>> start

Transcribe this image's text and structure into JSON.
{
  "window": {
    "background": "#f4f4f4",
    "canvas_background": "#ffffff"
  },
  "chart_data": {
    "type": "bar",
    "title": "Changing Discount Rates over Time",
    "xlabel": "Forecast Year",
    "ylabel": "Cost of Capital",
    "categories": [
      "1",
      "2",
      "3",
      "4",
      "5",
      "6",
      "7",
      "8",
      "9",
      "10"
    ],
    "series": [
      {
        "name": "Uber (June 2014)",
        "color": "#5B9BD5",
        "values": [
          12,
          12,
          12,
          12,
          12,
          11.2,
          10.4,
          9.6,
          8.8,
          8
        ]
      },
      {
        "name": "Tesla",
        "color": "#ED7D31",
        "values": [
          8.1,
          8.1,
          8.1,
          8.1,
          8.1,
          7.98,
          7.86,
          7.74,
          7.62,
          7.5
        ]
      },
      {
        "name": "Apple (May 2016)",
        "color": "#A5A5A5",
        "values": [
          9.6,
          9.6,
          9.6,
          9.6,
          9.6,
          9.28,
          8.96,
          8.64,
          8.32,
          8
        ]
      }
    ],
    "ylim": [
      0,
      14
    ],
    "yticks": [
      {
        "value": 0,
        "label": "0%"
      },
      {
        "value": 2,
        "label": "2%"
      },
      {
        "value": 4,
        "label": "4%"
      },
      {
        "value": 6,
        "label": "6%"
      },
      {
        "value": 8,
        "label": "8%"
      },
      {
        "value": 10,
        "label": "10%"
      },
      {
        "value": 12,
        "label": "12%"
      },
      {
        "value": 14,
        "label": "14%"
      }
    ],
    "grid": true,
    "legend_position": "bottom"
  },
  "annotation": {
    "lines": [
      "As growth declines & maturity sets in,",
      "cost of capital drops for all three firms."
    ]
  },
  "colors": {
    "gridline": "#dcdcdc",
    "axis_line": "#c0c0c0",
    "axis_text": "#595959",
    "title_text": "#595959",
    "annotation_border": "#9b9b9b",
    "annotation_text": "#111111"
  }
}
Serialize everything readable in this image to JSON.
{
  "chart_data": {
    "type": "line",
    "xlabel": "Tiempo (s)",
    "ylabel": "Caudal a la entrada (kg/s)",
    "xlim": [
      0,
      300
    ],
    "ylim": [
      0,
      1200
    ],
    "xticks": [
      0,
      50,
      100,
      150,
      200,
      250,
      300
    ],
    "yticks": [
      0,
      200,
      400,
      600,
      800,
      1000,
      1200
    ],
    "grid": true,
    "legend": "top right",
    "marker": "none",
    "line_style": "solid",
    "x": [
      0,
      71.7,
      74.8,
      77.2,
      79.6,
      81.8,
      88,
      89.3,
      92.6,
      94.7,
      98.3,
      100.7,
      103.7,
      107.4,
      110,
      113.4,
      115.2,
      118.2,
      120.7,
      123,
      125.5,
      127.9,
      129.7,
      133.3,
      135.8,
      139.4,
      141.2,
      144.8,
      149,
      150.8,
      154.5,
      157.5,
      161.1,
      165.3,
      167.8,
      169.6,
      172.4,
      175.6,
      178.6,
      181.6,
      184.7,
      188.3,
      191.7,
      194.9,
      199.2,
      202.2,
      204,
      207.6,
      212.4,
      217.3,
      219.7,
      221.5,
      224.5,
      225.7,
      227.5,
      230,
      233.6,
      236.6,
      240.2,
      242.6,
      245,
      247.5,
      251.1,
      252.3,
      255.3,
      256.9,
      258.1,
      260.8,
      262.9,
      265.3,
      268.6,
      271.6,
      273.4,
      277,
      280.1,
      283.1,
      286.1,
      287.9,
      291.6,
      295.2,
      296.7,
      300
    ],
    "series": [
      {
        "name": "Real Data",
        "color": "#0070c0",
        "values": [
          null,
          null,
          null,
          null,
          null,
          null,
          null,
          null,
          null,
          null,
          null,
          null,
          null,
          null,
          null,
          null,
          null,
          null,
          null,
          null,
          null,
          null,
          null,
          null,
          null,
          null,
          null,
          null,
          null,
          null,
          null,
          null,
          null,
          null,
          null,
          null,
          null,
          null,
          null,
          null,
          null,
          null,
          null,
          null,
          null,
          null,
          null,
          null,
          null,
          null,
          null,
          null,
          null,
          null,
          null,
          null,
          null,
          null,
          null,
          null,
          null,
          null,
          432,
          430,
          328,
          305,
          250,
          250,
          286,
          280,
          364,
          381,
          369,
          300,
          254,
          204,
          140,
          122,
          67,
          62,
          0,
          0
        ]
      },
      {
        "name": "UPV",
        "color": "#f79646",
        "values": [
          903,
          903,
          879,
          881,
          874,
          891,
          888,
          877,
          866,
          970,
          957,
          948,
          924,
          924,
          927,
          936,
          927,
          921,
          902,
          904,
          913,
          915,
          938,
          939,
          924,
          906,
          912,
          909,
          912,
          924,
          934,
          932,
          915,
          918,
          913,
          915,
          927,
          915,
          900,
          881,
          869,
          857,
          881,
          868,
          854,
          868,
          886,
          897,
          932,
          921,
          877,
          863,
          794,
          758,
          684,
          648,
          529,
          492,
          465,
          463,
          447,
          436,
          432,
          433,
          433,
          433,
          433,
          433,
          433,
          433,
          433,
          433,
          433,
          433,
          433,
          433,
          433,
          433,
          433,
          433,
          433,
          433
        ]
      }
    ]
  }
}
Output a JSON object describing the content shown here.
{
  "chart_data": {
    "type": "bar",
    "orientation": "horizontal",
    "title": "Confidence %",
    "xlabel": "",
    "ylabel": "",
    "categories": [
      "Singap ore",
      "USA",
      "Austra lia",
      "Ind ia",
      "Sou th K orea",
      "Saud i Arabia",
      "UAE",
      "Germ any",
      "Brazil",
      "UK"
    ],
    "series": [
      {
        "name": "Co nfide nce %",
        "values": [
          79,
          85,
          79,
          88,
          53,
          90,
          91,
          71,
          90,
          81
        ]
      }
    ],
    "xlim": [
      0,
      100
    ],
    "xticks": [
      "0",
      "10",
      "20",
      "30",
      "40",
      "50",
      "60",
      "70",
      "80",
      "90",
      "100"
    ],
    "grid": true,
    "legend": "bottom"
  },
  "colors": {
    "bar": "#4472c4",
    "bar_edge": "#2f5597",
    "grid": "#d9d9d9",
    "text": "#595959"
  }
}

>> end

DIRECTIONS FOR THIS TASK: Look through the entries above and report each line where the string "JSON" occurs.

COMPLETED TASK:
Transcribe this image's text and structure into JSON.
Serialize everything readable in this image to JSON.
Output a JSON object describing the content shown here.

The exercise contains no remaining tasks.